## To be done
Write the data out again, character for character, with no images.

** begin Input data **

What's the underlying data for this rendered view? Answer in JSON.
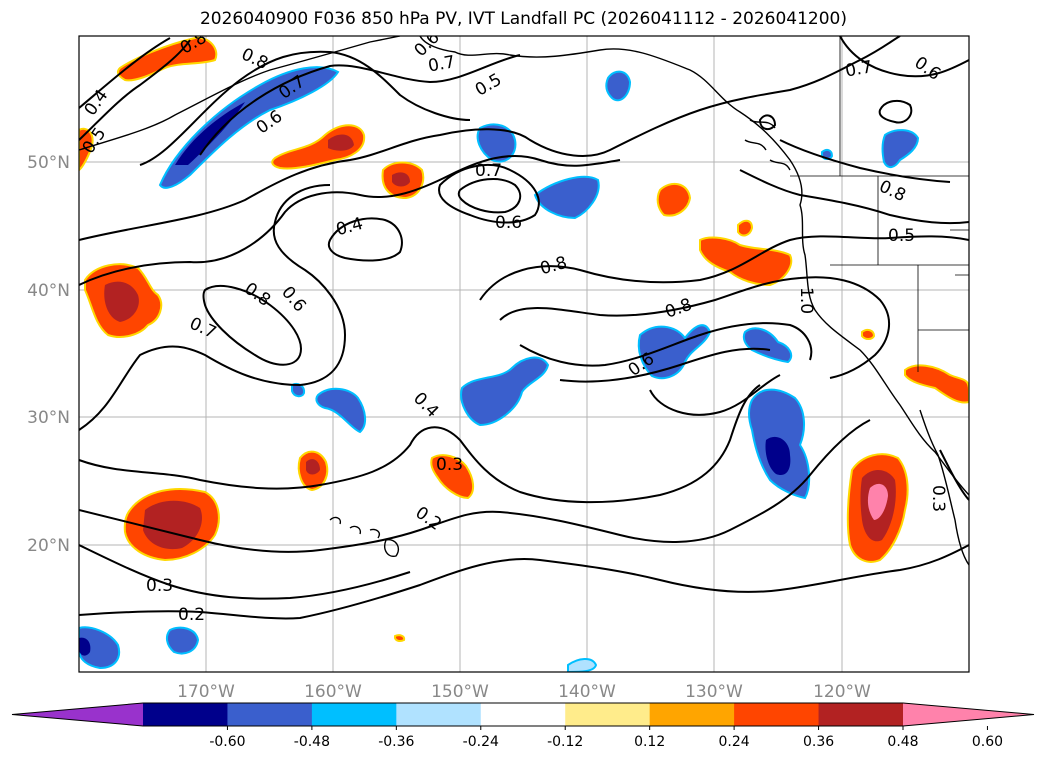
{
  "title": "2026040900 F036 850 hPa PV, IVT Landfall PC (2026041112 - 2026041200)",
  "longitude_labels": [
    "170°W",
    "160°W",
    "150°W",
    "140°W",
    "130°W",
    "120°W"
  ],
  "latitude_labels": [
    "50°N",
    "40°N",
    "30°N",
    "20°N"
  ],
  "colorbar": {
    "colors": [
      "#9932cc",
      "#00008b",
      "#3a5fcd",
      "#00bfff",
      "#b0e2ff",
      "#ffffff",
      "#ffec8b",
      "#ffa500",
      "#ff4500",
      "#b22222",
      "#ff82ab"
    ],
    "ticks": [
      "-0.60",
      "-0.48",
      "-0.36",
      "-0.24",
      "-0.12",
      "0.12",
      "0.24",
      "0.36",
      "0.48",
      "0.60"
    ]
  },
  "contour_labels": [
    "0.8",
    "0.8",
    "0.7",
    "0.6",
    "0.4",
    "0.5",
    "0.7",
    "0.6",
    "0.5",
    "0.8",
    "0.5",
    "0.7",
    "0.6",
    "0.4",
    "0.7",
    "0.8",
    "0.8",
    "0.6",
    "0.7",
    "0.6",
    "0.8",
    "1.0",
    "0.4",
    "0.3",
    "0.2",
    "0.3",
    "0.2",
    "0.3"
  ]
}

** end Input data **

## Answer to this exercise
What's the underlying data for this rendered view? Answer in JSON.
{
  "title": "2026040900 F036 850 hPa PV, IVT Landfall PC (2026041112 - 2026041200)",
  "longitude_labels": [
    "170°W",
    "160°W",
    "150°W",
    "140°W",
    "130°W",
    "120°W"
  ],
  "latitude_labels": [
    "50°N",
    "40°N",
    "30°N",
    "20°N"
  ],
  "colorbar": {
    "colors": [
      "#9932cc",
      "#00008b",
      "#3a5fcd",
      "#00bfff",
      "#b0e2ff",
      "#ffffff",
      "#ffec8b",
      "#ffa500",
      "#ff4500",
      "#b22222",
      "#ff82ab"
    ],
    "ticks": [
      "-0.60",
      "-0.48",
      "-0.36",
      "-0.24",
      "-0.12",
      "0.12",
      "0.24",
      "0.36",
      "0.48",
      "0.60"
    ]
  },
  "contour_labels": [
    "0.8",
    "0.8",
    "0.7",
    "0.6",
    "0.4",
    "0.5",
    "0.7",
    "0.6",
    "0.5",
    "0.8",
    "0.5",
    "0.7",
    "0.6",
    "0.4",
    "0.7",
    "0.8",
    "0.8",
    "0.6",
    "0.7",
    "0.6",
    "0.8",
    "1.0",
    "0.4",
    "0.3",
    "0.2",
    "0.3",
    "0.2",
    "0.3"
  ]
}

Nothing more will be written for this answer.